_TO BE DONE:_
Copy nothing but the text: reproduce each line of the listing exactly and leave the pictures out.

_DATA LISTING:_

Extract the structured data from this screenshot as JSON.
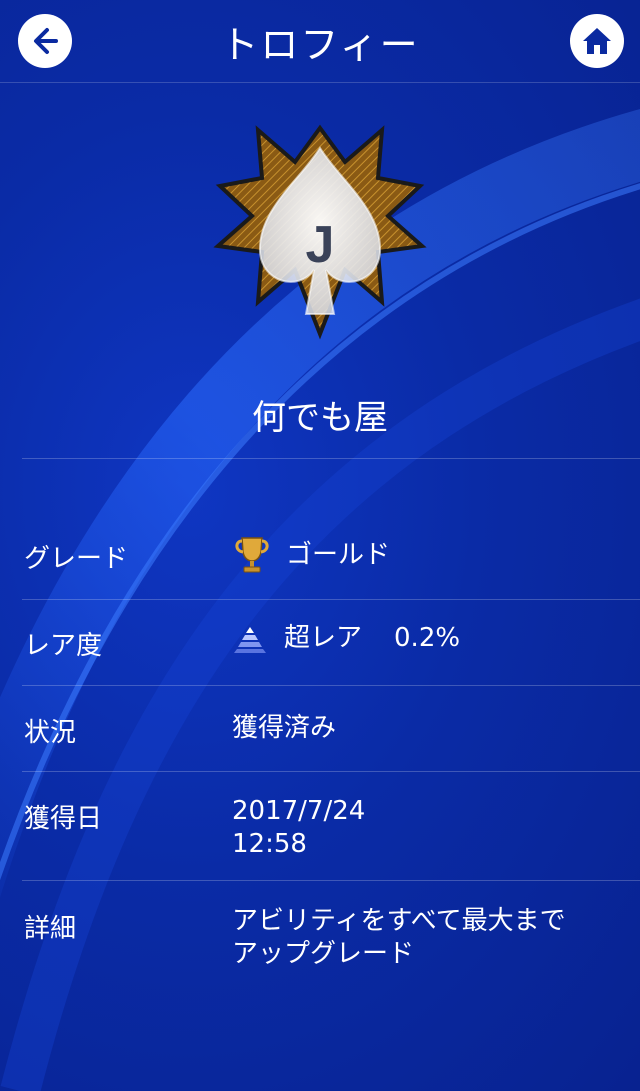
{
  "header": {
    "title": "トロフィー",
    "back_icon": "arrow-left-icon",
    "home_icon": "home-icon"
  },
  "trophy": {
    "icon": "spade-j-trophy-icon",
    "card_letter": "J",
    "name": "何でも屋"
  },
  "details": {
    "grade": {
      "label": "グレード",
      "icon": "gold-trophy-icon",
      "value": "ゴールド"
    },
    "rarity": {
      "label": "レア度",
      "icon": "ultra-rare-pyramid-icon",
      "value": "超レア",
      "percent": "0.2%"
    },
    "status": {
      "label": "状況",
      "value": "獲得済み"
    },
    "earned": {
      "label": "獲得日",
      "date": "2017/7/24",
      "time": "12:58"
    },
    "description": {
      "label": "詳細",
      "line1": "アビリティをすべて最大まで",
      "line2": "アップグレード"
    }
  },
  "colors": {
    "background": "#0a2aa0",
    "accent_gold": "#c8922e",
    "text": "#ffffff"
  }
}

_SOLUTION:_
Extract the structured data from this screenshot as JSON.
{
  "header": {
    "title": "トロフィー",
    "back_icon": "arrow-left-icon",
    "home_icon": "home-icon"
  },
  "trophy": {
    "icon": "spade-j-trophy-icon",
    "card_letter": "J",
    "name": "何でも屋"
  },
  "details": {
    "grade": {
      "label": "グレード",
      "icon": "gold-trophy-icon",
      "value": "ゴールド"
    },
    "rarity": {
      "label": "レア度",
      "icon": "ultra-rare-pyramid-icon",
      "value": "超レア",
      "percent": "0.2%"
    },
    "status": {
      "label": "状況",
      "value": "獲得済み"
    },
    "earned": {
      "label": "獲得日",
      "date": "2017/7/24",
      "time": "12:58"
    },
    "description": {
      "label": "詳細",
      "line1": "アビリティをすべて最大まで",
      "line2": "アップグレード"
    }
  },
  "colors": {
    "background": "#0a2aa0",
    "accent_gold": "#c8922e",
    "text": "#ffffff"
  }
}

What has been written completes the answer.